● Reading text
==*==

Now Im completely confused... screw it i'll just buy a cheap board or wait lol.


----------



## beyond_amusia (May 22, 2009)

Papahyooie said:


> Now Im completely confused... screw it i'll just buy a cheap board or wait lol.



Blame Intel for making 2 low end brands at once - Celeron and Pentium Dual Core - and for reusing the Pentium name too - It's rather ridiculous IMO.


----------



## pbmaster (May 22, 2009)

Do something along the lines of what Mussels suggested..you will be much happier.


----------



## Deleted member 67555 (May 22, 2009)

http://www.starmicro.net/detail.aspx?ID=683
That's a pretty descent chip there for $88 and yes it will run games,until your ready to do a full upgrade that will do fine,I know for a fact that cpu runs games as well as a AMD x2 5600+,but if you decide to go to Vista i do advise upgrading everything but until you do that will work fine


----------



## Mussels (May 22, 2009)

jmcslob said:


> http://www.starmicro.net/detail.aspx?ID=683
> That's a pretty descent chip there for $88 and yes it will run games,until your ready to do a full upgrade that will do fine,I know for a fact that cpu runs games as well as a AMD x2 5600+,but if you decide to go to Vista i do advise upgrading everything but until you do that will work fine



except that that chip is more expensive than a core 2 based solution which runs circles around it.


----------



## Papahyooie (May 22, 2009)

==*==

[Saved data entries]

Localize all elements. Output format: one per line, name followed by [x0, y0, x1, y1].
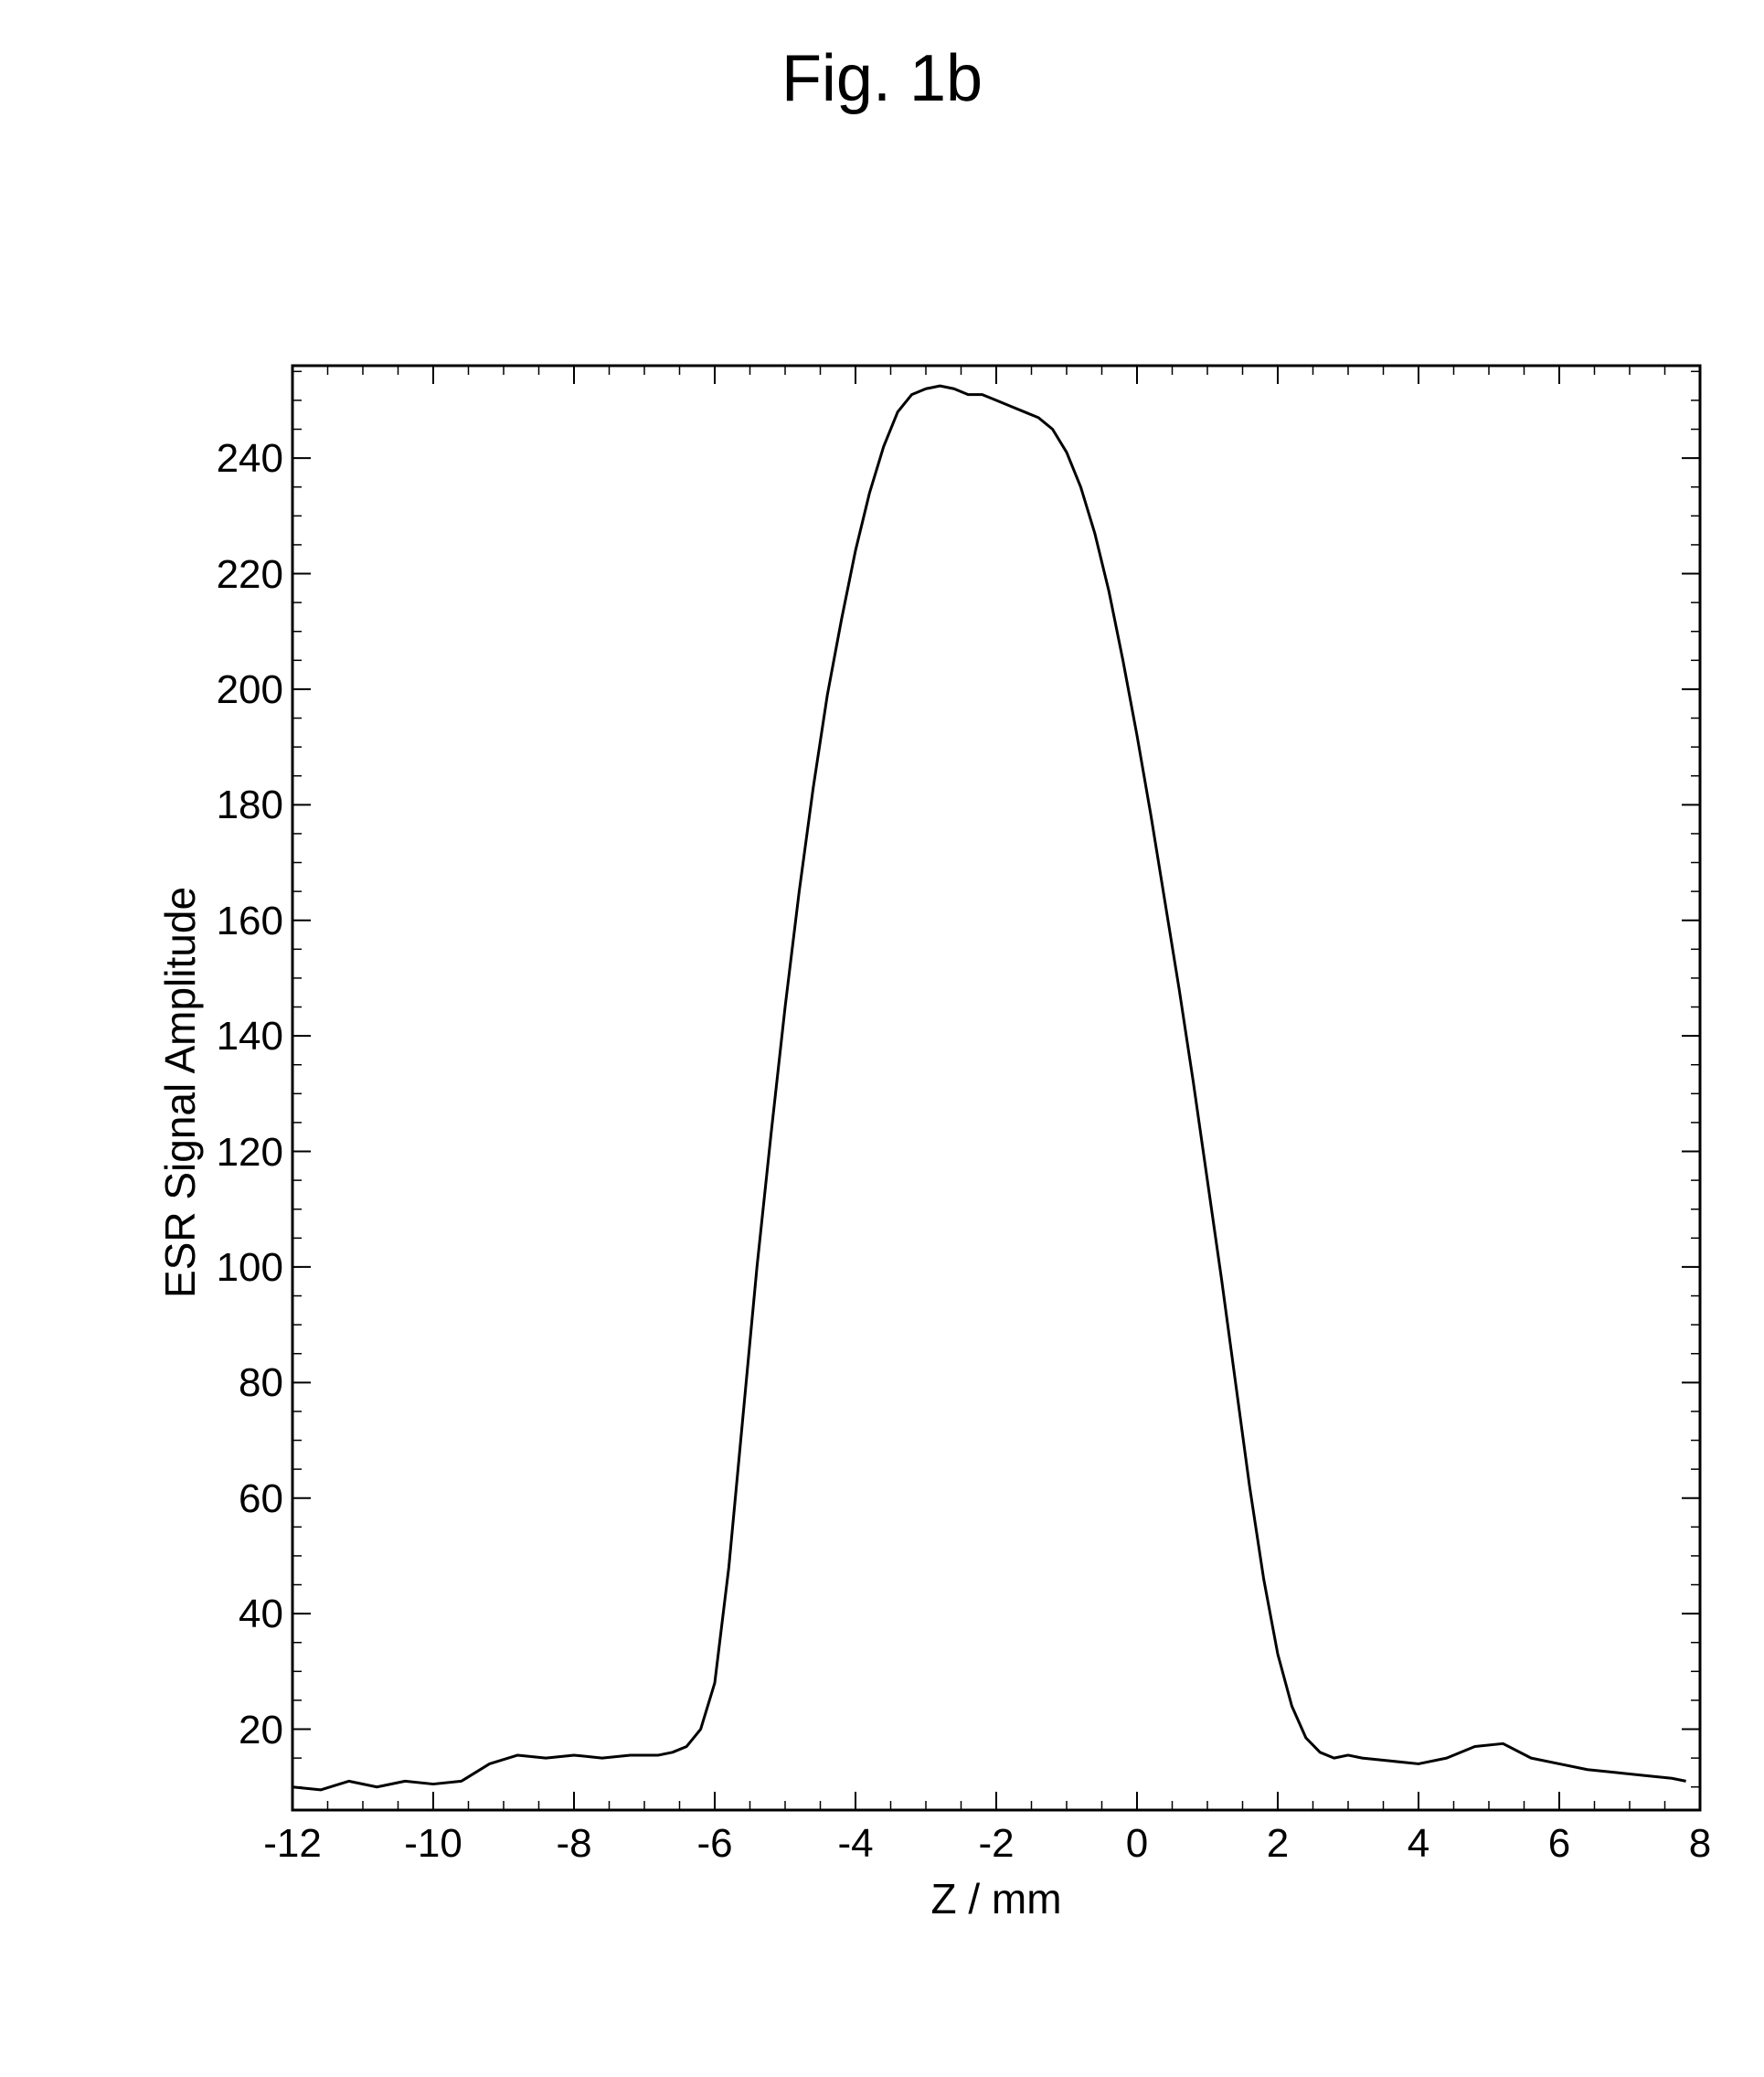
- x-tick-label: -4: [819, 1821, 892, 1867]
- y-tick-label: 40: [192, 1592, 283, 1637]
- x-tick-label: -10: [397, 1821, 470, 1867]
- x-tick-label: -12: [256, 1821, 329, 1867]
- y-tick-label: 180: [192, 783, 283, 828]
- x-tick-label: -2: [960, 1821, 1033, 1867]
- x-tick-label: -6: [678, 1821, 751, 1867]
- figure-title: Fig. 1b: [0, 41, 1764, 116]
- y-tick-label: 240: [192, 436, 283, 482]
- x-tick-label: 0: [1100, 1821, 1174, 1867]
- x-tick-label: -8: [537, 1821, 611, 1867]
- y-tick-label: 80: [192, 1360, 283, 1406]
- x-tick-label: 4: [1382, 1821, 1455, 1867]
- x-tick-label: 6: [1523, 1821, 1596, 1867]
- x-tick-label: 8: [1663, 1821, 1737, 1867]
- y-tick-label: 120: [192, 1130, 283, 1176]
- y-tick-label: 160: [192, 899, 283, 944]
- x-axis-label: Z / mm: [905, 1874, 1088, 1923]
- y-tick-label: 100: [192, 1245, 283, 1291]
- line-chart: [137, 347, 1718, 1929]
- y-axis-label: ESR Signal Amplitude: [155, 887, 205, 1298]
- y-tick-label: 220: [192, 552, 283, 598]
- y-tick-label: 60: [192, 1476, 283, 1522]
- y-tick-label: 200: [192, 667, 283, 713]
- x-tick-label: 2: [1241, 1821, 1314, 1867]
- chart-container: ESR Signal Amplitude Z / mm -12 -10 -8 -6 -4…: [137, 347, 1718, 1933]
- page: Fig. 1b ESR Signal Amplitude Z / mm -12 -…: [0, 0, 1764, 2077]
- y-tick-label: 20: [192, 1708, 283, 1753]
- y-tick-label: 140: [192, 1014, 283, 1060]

==*==

● Prompt
Pick up the forum thread about budget processors where it stops and write the next part.

● Result of the task
meh i will probably just go with a board like mussels says, alot better than paying for just a crappy processor (i knew they were crappy just didnt know HOW crappy) when I could get a better one and a board. Can always sell it here for cheap afterwards. Thanks Mussels!


----------



## AhokZYashA (May 22, 2009)

I use Pentium D 925 @ stock speed...
this chip is very hot, loud, and slow if compared to the cheaper Pentium Dual-Core E5xxx

It's stock fan works at 4500RPM. had over 100Watt TDP
@ idle the temperature is 60C-65C..

I recommend Pentium Dual-Core E5300 or A Core 2 Duo E4xxx
With some cheap Mobo's...


----------



## Melvis (May 23, 2009)

Find a nice cheap Mobo that supports a C2D and get the lowest end C2D it will out perform anything that has a "Pentium" name on it, heck even a 939 Dual core of anything would out perform any Pentium Dual core just about. But Honestly if you want a performance increase and don't want to spend alot of money go with a AMD AM2+ mobo with any X2 CPU and you be set.
You wont find cheaper and for a good performance increase then that.


----------



## PlanetCyborg (May 23, 2009)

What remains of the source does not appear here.